◆ **Set task**
Repeat the rows below word for word, leaving out the pictures.
---------- Exercise inputs
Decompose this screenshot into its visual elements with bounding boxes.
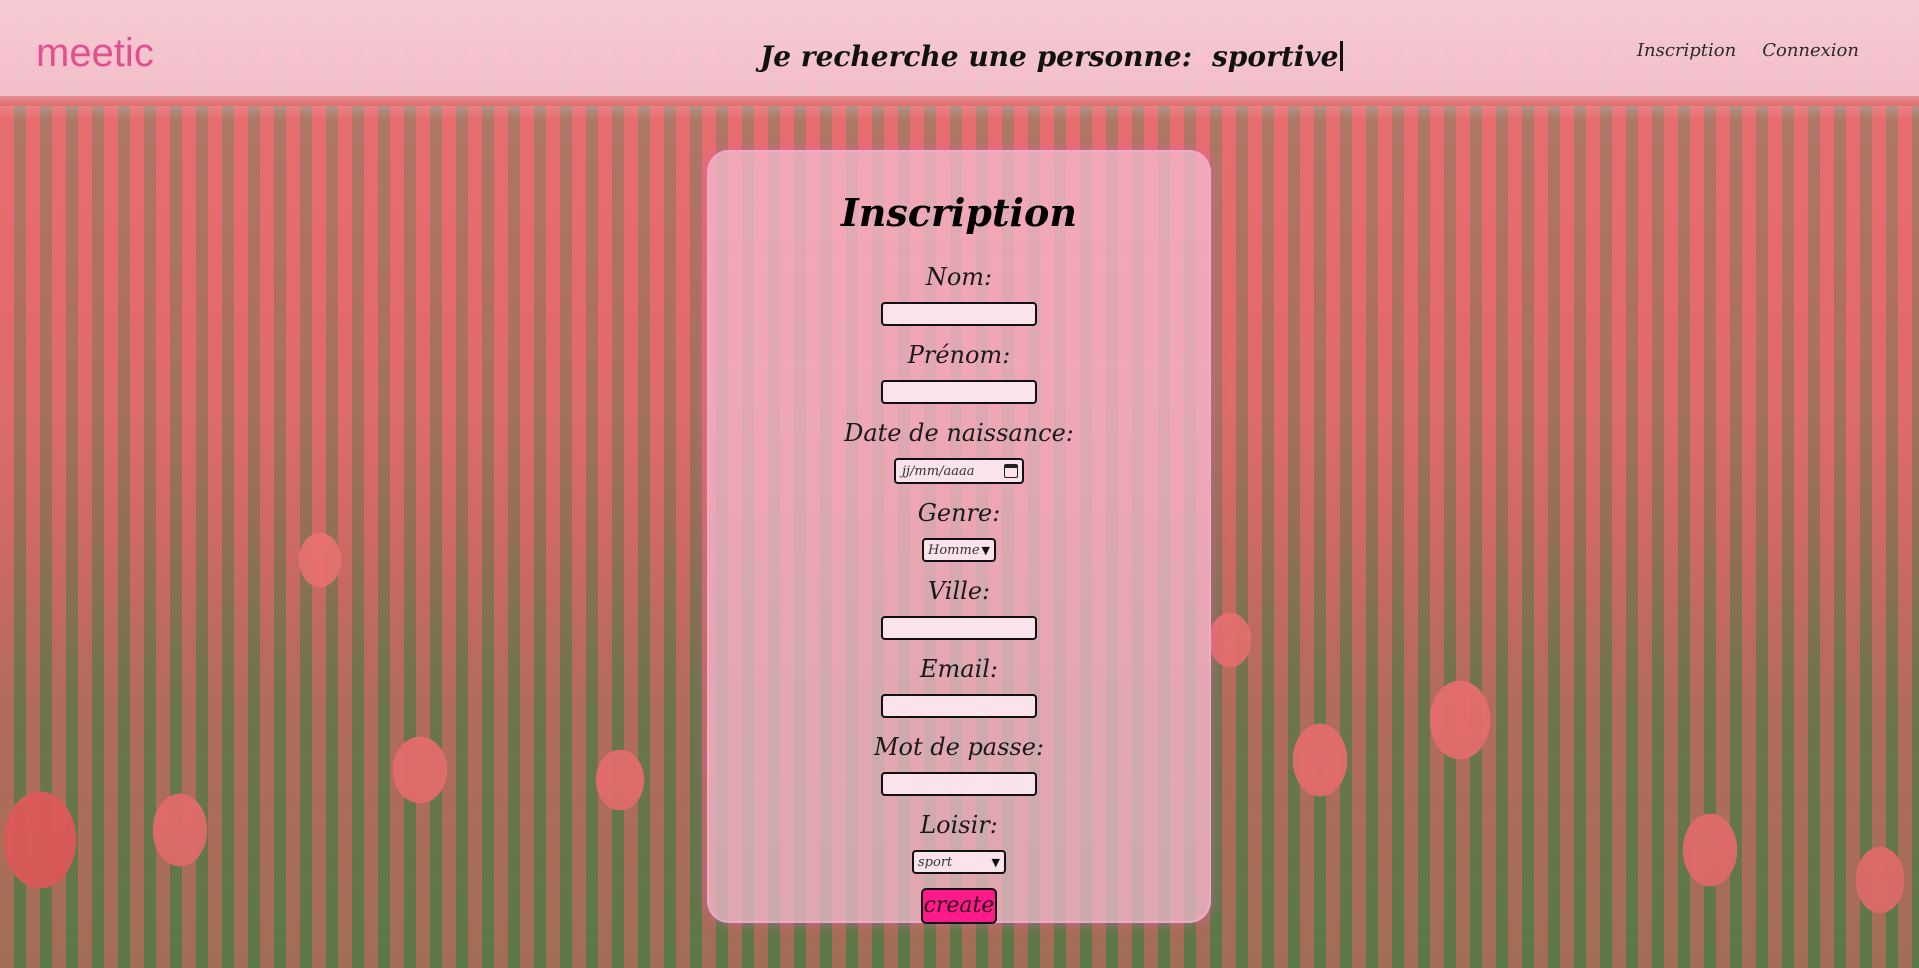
chevron-down-icon: ▼	[991, 855, 1000, 869]
text-cursor	[1340, 41, 1344, 71]
password-input[interactable]	[881, 772, 1037, 796]
nom-label: Nom:	[925, 263, 993, 291]
birthdate-placeholder: jj/mm/aaaa	[901, 463, 975, 479]
birthdate-input[interactable]: jj/mm/aaaa	[893, 458, 1024, 484]
horizon-strip	[0, 96, 1919, 106]
email-input[interactable]	[881, 694, 1037, 718]
ville-label: Ville:	[927, 577, 991, 605]
loisir-selected-value: sport	[918, 854, 953, 870]
loisir-label: Loisir:	[920, 811, 998, 839]
loisir-row: Loisir: sport ▼	[912, 806, 1006, 888]
top-nav: Inscription Connexion	[1637, 40, 1859, 61]
genre-row: Genre: Homme ▼	[917, 494, 1001, 572]
ville-input[interactable]	[881, 616, 1037, 640]
genre-label: Genre:	[917, 499, 1001, 527]
prenom-label: Prénom:	[907, 341, 1011, 369]
prenom-input[interactable]	[881, 380, 1037, 404]
form-title: Inscription	[841, 190, 1077, 235]
nav-connexion-link[interactable]: Connexion	[1762, 40, 1859, 61]
nom-row: Nom:	[881, 258, 1037, 336]
registration-form: Inscription Nom: Prénom: Date de naissan…	[707, 150, 1211, 924]
top-bar: meetic Je recherche une personne: sporti…	[0, 0, 1919, 106]
nav-inscription-link[interactable]: Inscription	[1637, 40, 1736, 61]
calendar-icon[interactable]	[1003, 464, 1018, 478]
create-button[interactable]: create	[921, 888, 997, 924]
email-row: Email:	[881, 650, 1037, 728]
password-row: Mot de passe:	[874, 728, 1044, 806]
genre-select[interactable]: Homme ▼	[922, 538, 996, 562]
prenom-row: Prénom:	[881, 336, 1037, 414]
search-typed-value[interactable]: sportive	[1212, 40, 1338, 73]
chevron-down-icon: ▼	[981, 543, 990, 557]
logo[interactable]: meetic	[36, 30, 154, 76]
genre-selected-value: Homme	[928, 542, 980, 558]
loisir-select[interactable]: sport ▼	[912, 850, 1006, 874]
search-prefix: Je recherche une personne:	[760, 39, 1193, 73]
date-label: Date de naissance:	[844, 419, 1074, 447]
ville-row: Ville:	[881, 572, 1037, 650]
search-headline: Je recherche une personne: sportive	[760, 34, 1344, 78]
date-row: Date de naissance: jj/mm/aaaa	[844, 414, 1074, 494]
nom-input[interactable]	[881, 302, 1037, 326]
password-label: Mot de passe:	[873, 733, 1045, 761]
email-label: Email:	[919, 655, 999, 683]
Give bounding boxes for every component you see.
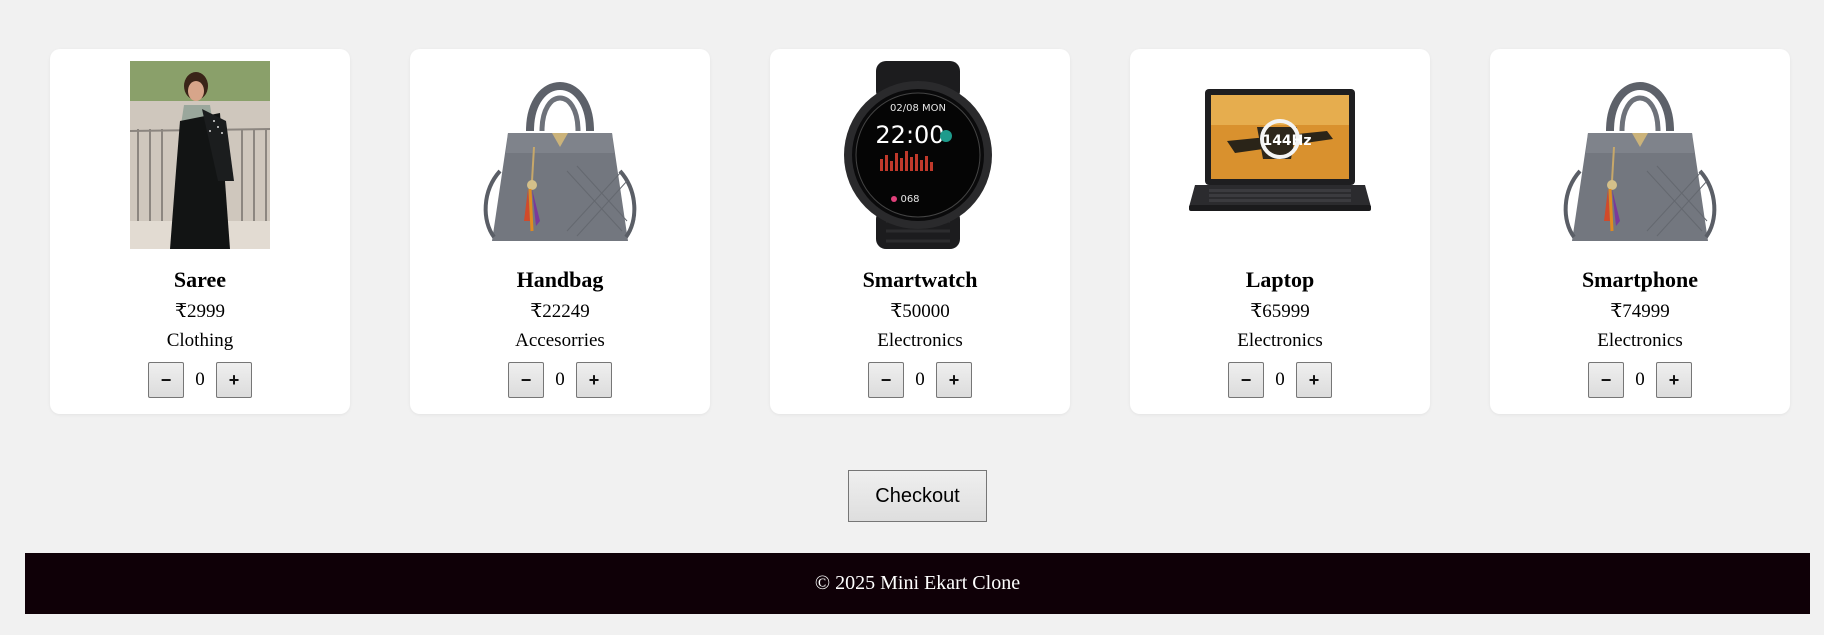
--------------------
◆ **Written response**
Decompose this screenshot into its visual elements with bounding boxes.
chevron-down-icon: ▼	[991, 855, 1000, 869]
text-cursor	[1340, 41, 1344, 71]
password-input[interactable]	[881, 772, 1037, 796]
nom-label: Nom:	[925, 263, 993, 291]
birthdate-placeholder: jj/mm/aaaa	[901, 463, 975, 479]
birthdate-input[interactable]: jj/mm/aaaa	[893, 458, 1024, 484]
horizon-strip	[0, 96, 1919, 106]
email-input[interactable]	[881, 694, 1037, 718]
ville-label: Ville:	[927, 577, 991, 605]
loisir-selected-value: sport	[918, 854, 953, 870]
loisir-label: Loisir:	[920, 811, 998, 839]
loisir-row: Loisir: sport ▼	[912, 806, 1006, 888]
top-nav: Inscription Connexion	[1637, 40, 1859, 61]
genre-row: Genre: Homme ▼	[917, 494, 1001, 572]
ville-input[interactable]	[881, 616, 1037, 640]
genre-label: Genre:	[917, 499, 1001, 527]
prenom-label: Prénom:	[907, 341, 1011, 369]
prenom-input[interactable]	[881, 380, 1037, 404]
form-title: Inscription	[841, 190, 1077, 235]
nav-connexion-link[interactable]: Connexion	[1762, 40, 1859, 61]
nom-row: Nom:	[881, 258, 1037, 336]
registration-form: Inscription Nom: Prénom: Date de naissan…	[707, 150, 1211, 924]
top-bar: meetic Je recherche une personne: sporti…	[0, 0, 1919, 106]
nav-inscription-link[interactable]: Inscription	[1637, 40, 1736, 61]
calendar-icon[interactable]	[1003, 464, 1018, 478]
create-button[interactable]: create	[921, 888, 997, 924]
email-row: Email:	[881, 650, 1037, 728]
password-row: Mot de passe:	[874, 728, 1044, 806]
genre-select[interactable]: Homme ▼	[922, 538, 996, 562]
prenom-row: Prénom:	[881, 336, 1037, 414]
search-typed-value[interactable]: sportive	[1212, 40, 1338, 73]
chevron-down-icon: ▼	[981, 543, 990, 557]
logo[interactable]: meetic	[36, 30, 154, 76]
genre-selected-value: Homme	[928, 542, 980, 558]
loisir-select[interactable]: sport ▼	[912, 850, 1006, 874]
search-prefix: Je recherche une personne:	[760, 39, 1193, 73]
date-label: Date de naissance:	[844, 419, 1074, 447]
ville-row: Ville:	[881, 572, 1037, 650]
search-headline: Je recherche une personne: sportive	[760, 34, 1344, 78]
date-row: Date de naissance: jj/mm/aaaa	[844, 414, 1074, 494]
nom-input[interactable]	[881, 302, 1037, 326]
password-label: Mot de passe:	[873, 733, 1045, 761]
email-label: Email:	[919, 655, 999, 683]
Give bounding boxes for every component you see.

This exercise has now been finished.